**OBJECTIVE**
Convert the lines into a JSON list of strings, one string per line and with blank lines omitted, covering everything from the line containing "parent-tweet[interactable]: Arvind Kejriwal" down to the line containing "likes-stat-count[interactable]: 6 <box>158", with both of those lines included.

**ROWS**
--- Begin ---
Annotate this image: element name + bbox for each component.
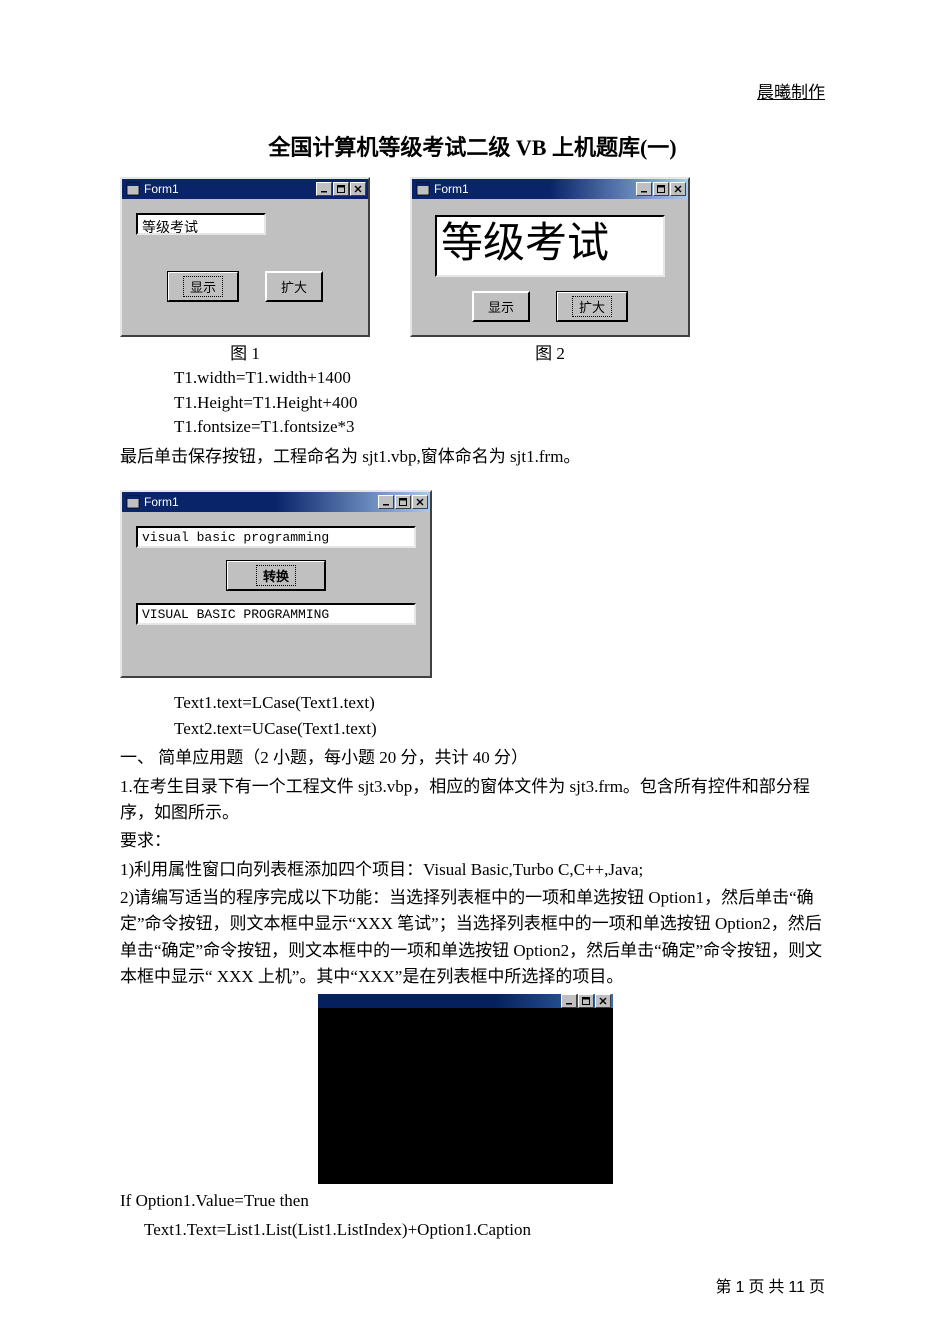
figure-1: Form1	[120, 177, 370, 364]
paragraph: 要求：	[120, 828, 825, 854]
vb-window-3: Form1 visual basic programming 转换 VISUAL…	[120, 490, 432, 678]
textbox-t1-large[interactable]: 等级考试	[435, 215, 665, 277]
paragraph: 1)利用属性窗口向列表框添加四个项目：Visual Basic,Turbo C,…	[120, 857, 825, 883]
convert-button[interactable]: 转换	[226, 560, 326, 591]
vb-window-2: Form1 等级考试	[410, 177, 690, 337]
footer-mid: 页 共	[744, 1279, 788, 1296]
enlarge-button[interactable]: 扩大	[556, 291, 628, 322]
window-controls	[315, 182, 366, 196]
form-icon	[126, 495, 140, 509]
minimize-button[interactable]	[636, 182, 652, 196]
titlebar	[318, 994, 613, 1008]
close-button[interactable]	[412, 495, 428, 509]
page-footer: 第 1 页 共 11 页	[715, 1273, 825, 1297]
page-title: 全国计算机等级考试二级 VB 上机题库(一)	[120, 130, 825, 162]
close-button[interactable]	[350, 182, 366, 196]
minimize-button[interactable]	[316, 182, 332, 196]
paragraph: 最后单击保存按钮，工程命名为 sjt1.vbp,窗体命名为 sjt1.frm。	[120, 444, 825, 470]
window-title: Form1	[434, 182, 469, 196]
code-block-1: T1.width=T1.width+1400 T1.Height=T1.Heig…	[120, 366, 825, 440]
section-heading: 一、 简单应用题（2 小题，每小题 20 分，共计 40 分）	[120, 745, 825, 771]
textbox-output[interactable]: VISUAL BASIC PROGRAMMING	[136, 603, 416, 625]
code-line: Text2.text=UCase(Text1.text)	[174, 716, 825, 742]
titlebar: Form1	[122, 492, 430, 512]
footer-prefix: 第	[715, 1279, 735, 1296]
code-line: T1.Height=T1.Height+400	[174, 391, 825, 416]
code-line: Text1.Text=List1.List(List1.ListIndex)+O…	[120, 1217, 825, 1243]
paragraph: 1.在考生目录下有一个工程文件 sjt3.vbp，相应的窗体文件为 sjt3.f…	[120, 774, 825, 827]
figure-row: Form1	[120, 177, 825, 364]
code-line: T1.fontsize=T1.fontsize*3	[174, 415, 825, 440]
header-credit: 晨曦制作	[757, 78, 825, 103]
minimize-button[interactable]	[561, 994, 577, 1008]
titlebar: Form1	[122, 179, 368, 199]
code-line: If Option1.Value=True then	[120, 1188, 825, 1214]
titlebar: Form1	[412, 179, 688, 199]
maximize-button[interactable]	[333, 182, 349, 196]
code-line: Text1.text=LCase(Text1.text)	[174, 690, 825, 716]
page-total: 11	[788, 1279, 805, 1296]
minimize-button[interactable]	[378, 495, 394, 509]
maximize-button[interactable]	[395, 495, 411, 509]
window-title: Form1	[144, 495, 179, 509]
enlarge-button-label: 扩大	[572, 296, 612, 317]
figure-2-caption: 图 2	[535, 339, 565, 364]
textbox-t1[interactable]: 等级考试	[136, 213, 266, 235]
close-button[interactable]	[670, 182, 686, 196]
window-controls	[635, 182, 686, 196]
enlarge-button-label: 扩大	[281, 277, 307, 296]
footer-suffix: 页	[805, 1279, 825, 1296]
maximize-button[interactable]	[578, 994, 594, 1008]
vb-window-1: Form1	[120, 177, 370, 337]
figure-1-caption: 图 1	[230, 339, 260, 364]
code-block-2: Text1.text=LCase(Text1.text) Text2.text=…	[120, 690, 825, 741]
dark-screenshot-placeholder	[318, 994, 613, 1184]
display-button-label: 显示	[488, 297, 514, 316]
window-title: Form1	[144, 182, 179, 196]
paragraph: 2)请编写适当的程序完成以下功能：当选择列表框中的一项和单选按钮 Option1…	[120, 885, 825, 990]
display-button-label: 显示	[183, 276, 223, 297]
display-button[interactable]: 显示	[167, 271, 239, 302]
window-controls	[377, 495, 428, 509]
form-icon	[416, 182, 430, 196]
enlarge-button[interactable]: 扩大	[265, 271, 323, 302]
textbox-input[interactable]: visual basic programming	[136, 526, 416, 548]
code-line: T1.width=T1.width+1400	[174, 366, 825, 391]
form-icon	[126, 182, 140, 196]
maximize-button[interactable]	[653, 182, 669, 196]
close-button[interactable]	[595, 994, 611, 1008]
display-button[interactable]: 显示	[472, 291, 530, 322]
figure-2: Form1 等级考试	[410, 177, 690, 364]
convert-button-label: 转换	[256, 565, 296, 586]
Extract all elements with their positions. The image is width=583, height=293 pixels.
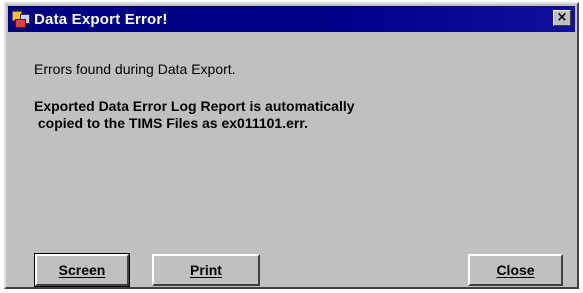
close-button[interactable]: Close xyxy=(468,254,563,286)
error-summary-text: Errors found during Data Export. xyxy=(34,61,236,77)
window-title: Data Export Error! xyxy=(34,10,168,28)
dialog-window: Data Export Error! × Errors found during… xyxy=(4,2,579,289)
screen-button[interactable]: Screen xyxy=(34,253,130,287)
close-window-icon[interactable]: × xyxy=(553,10,571,26)
error-detail-text: Exported Data Error Log Report is automa… xyxy=(34,98,355,131)
title-bar[interactable]: Data Export Error! × xyxy=(8,6,575,32)
app-icon[interactable] xyxy=(12,10,30,28)
print-button[interactable]: Print xyxy=(152,254,260,286)
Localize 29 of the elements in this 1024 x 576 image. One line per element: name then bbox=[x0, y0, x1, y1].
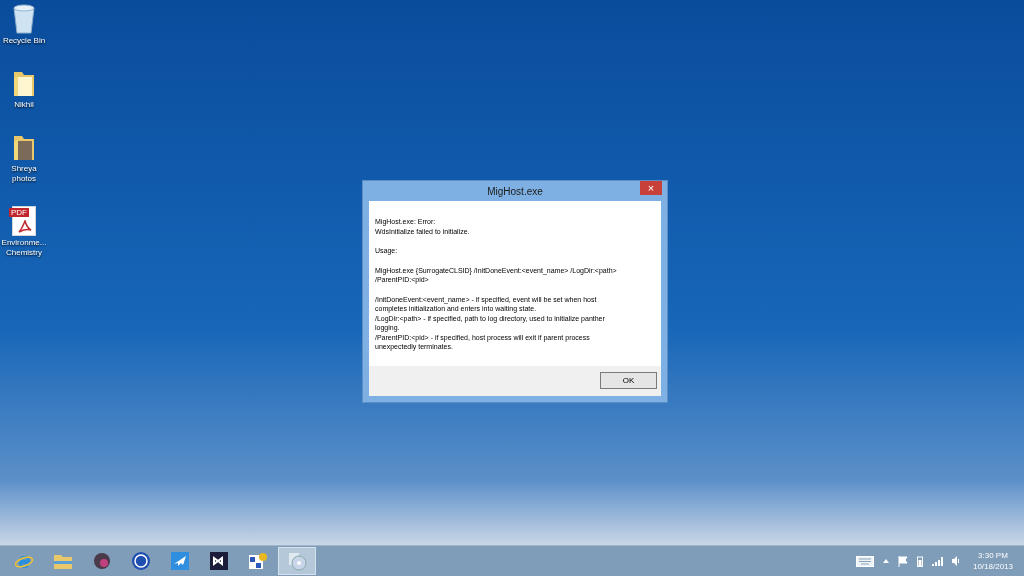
desktop-icon[interactable]: PDF Environme... Chemistry bbox=[0, 206, 48, 258]
close-button[interactable]: × bbox=[640, 181, 662, 195]
signal-icon[interactable] bbox=[931, 556, 943, 566]
desktop-icon-label: Nikhil bbox=[14, 100, 34, 110]
disc-icon bbox=[287, 551, 307, 571]
desktop-icon-label: Environme... Chemistry bbox=[0, 238, 48, 258]
desktop-icon[interactable]: Nikhil bbox=[0, 68, 48, 110]
flag-icon[interactable] bbox=[897, 555, 908, 567]
battery-icon[interactable] bbox=[916, 555, 923, 567]
keyboard-icon[interactable] bbox=[855, 555, 874, 567]
acrobat-logo bbox=[18, 220, 32, 234]
window-title: MigHost.exe bbox=[487, 184, 543, 199]
caret-up-icon[interactable] bbox=[882, 559, 889, 563]
clock-time: 3:30 PM bbox=[978, 550, 1008, 561]
desktop-icon[interactable]: Shreya photos bbox=[0, 132, 48, 184]
desktop-icon[interactable]: Recycle Bin bbox=[0, 4, 48, 46]
studio-icon bbox=[210, 552, 228, 570]
clock-date: 10/18/2013 bbox=[972, 561, 1013, 572]
recycle-bin-icon bbox=[11, 4, 37, 34]
paint-icon bbox=[248, 551, 268, 571]
orb-icon bbox=[93, 552, 111, 570]
pdf-label: PDF bbox=[9, 208, 29, 217]
folder-icon bbox=[53, 552, 73, 570]
ok-button[interactable]: OK bbox=[600, 372, 657, 389]
desktop-icon-label: Shreya photos bbox=[10, 164, 38, 184]
speaker-icon[interactable] bbox=[951, 556, 960, 566]
airplane-icon bbox=[171, 552, 189, 570]
globe-icon bbox=[131, 551, 151, 571]
desktop-icon-label: Recycle Bin bbox=[2, 36, 46, 46]
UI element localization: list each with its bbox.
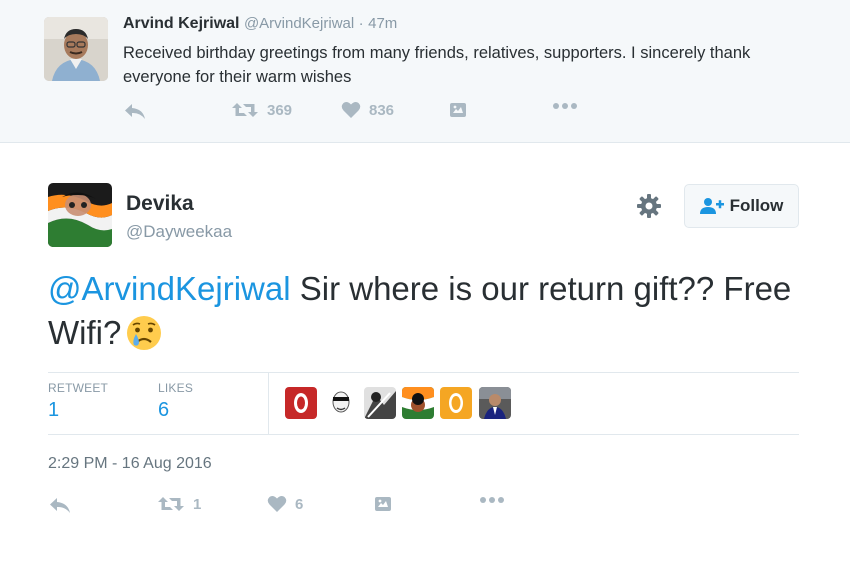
parent-tweet[interactable]: Arvind Kejriwal @ArvindKejriwal · 47m Re… <box>0 0 850 143</box>
retweet-icon <box>158 497 184 511</box>
retweet-count: 1 <box>193 495 202 513</box>
likes-stat-count[interactable]: 6 <box>158 399 169 422</box>
parent-tweet-text: Received birthday greetings from many fr… <box>123 44 751 86</box>
separator-dot: · <box>358 15 364 32</box>
like-button[interactable]: 6 <box>267 495 303 513</box>
moment-icon <box>375 497 391 511</box>
retweet-stat-label: RETWEET <box>48 381 109 395</box>
heart-icon <box>267 496 287 512</box>
parent-author-handle[interactable]: @ArvindKejriwal <box>244 15 354 32</box>
settings-button[interactable] <box>636 193 662 219</box>
retweet-stat-count[interactable]: 1 <box>48 399 59 422</box>
parent-more-button[interactable] <box>551 101 579 111</box>
parent-moment-button[interactable] <box>449 101 467 119</box>
add-user-icon <box>699 198 724 214</box>
more-icon <box>553 103 577 109</box>
action-bar: 1 6 <box>48 495 548 521</box>
likes-stat-label: LIKES <box>158 381 194 395</box>
parent-author-line: Arvind Kejriwal @ArvindKejriwal · 47m <box>123 15 397 33</box>
parent-avatar[interactable] <box>44 17 108 81</box>
liker-avatar[interactable] <box>326 387 358 419</box>
parent-like-count: 836 <box>369 101 395 119</box>
liker-avatar[interactable] <box>285 387 317 419</box>
like-count: 6 <box>295 495 304 513</box>
liker-avatar[interactable] <box>440 387 472 419</box>
parent-retweet-button[interactable]: 369 <box>231 101 292 119</box>
parent-author-name[interactable]: Arvind Kejriwal <box>123 15 239 32</box>
parent-timestamp[interactable]: 47m <box>368 15 397 32</box>
reply-button[interactable] <box>48 495 72 515</box>
parent-retweet-count: 369 <box>267 101 293 119</box>
reply-icon <box>50 498 70 513</box>
author-name[interactable]: Devika <box>126 192 194 216</box>
mention-link[interactable]: @ArvindKejriwal <box>48 270 291 307</box>
parent-like-button[interactable]: 836 <box>341 101 394 119</box>
main-avatar[interactable] <box>48 183 112 247</box>
gear-icon <box>637 194 661 218</box>
moment-button[interactable] <box>374 495 392 513</box>
moment-icon <box>450 103 466 117</box>
stats-divider-top <box>48 372 799 373</box>
stats-divider-bottom <box>48 434 799 435</box>
follow-button[interactable]: Follow <box>684 184 799 228</box>
retweet-icon <box>232 103 258 117</box>
liker-avatar[interactable] <box>364 387 396 419</box>
liker-avatar[interactable] <box>402 387 434 419</box>
heart-icon <box>341 102 361 118</box>
more-button[interactable] <box>478 495 506 505</box>
crying-face-emoji <box>125 314 163 363</box>
liker-avatar[interactable] <box>479 387 511 419</box>
author-handle[interactable]: @Dayweekaa <box>126 222 232 242</box>
retweet-button[interactable]: 1 <box>157 495 201 513</box>
tweet-timestamp[interactable]: 2:29 PM - 16 Aug 2016 <box>48 455 212 473</box>
parent-reply-button[interactable] <box>123 101 147 121</box>
stats-divider-vertical <box>268 373 269 434</box>
follow-label: Follow <box>729 196 784 215</box>
parent-action-bar: 369 836 <box>123 101 623 127</box>
reply-icon <box>125 104 145 119</box>
tweet-text: @ArvindKejriwal Sir where is our return … <box>48 267 808 363</box>
more-icon <box>480 497 504 503</box>
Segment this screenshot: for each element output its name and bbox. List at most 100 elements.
--- End ---
**COMPLETE ANSWER**
[
  "parent-tweet[interactable]: Arvind Kejriwal @ArvindKejriwal · 47m Re… <box>0 0 850 143</box>",
  "retweet-icon <box>158 497 184 511</box>",
  "retweet-count: 1 <box>193 495 202 513</box>",
  "likes-stat-count[interactable]: 6 <box>158 399 169 422</box>"
]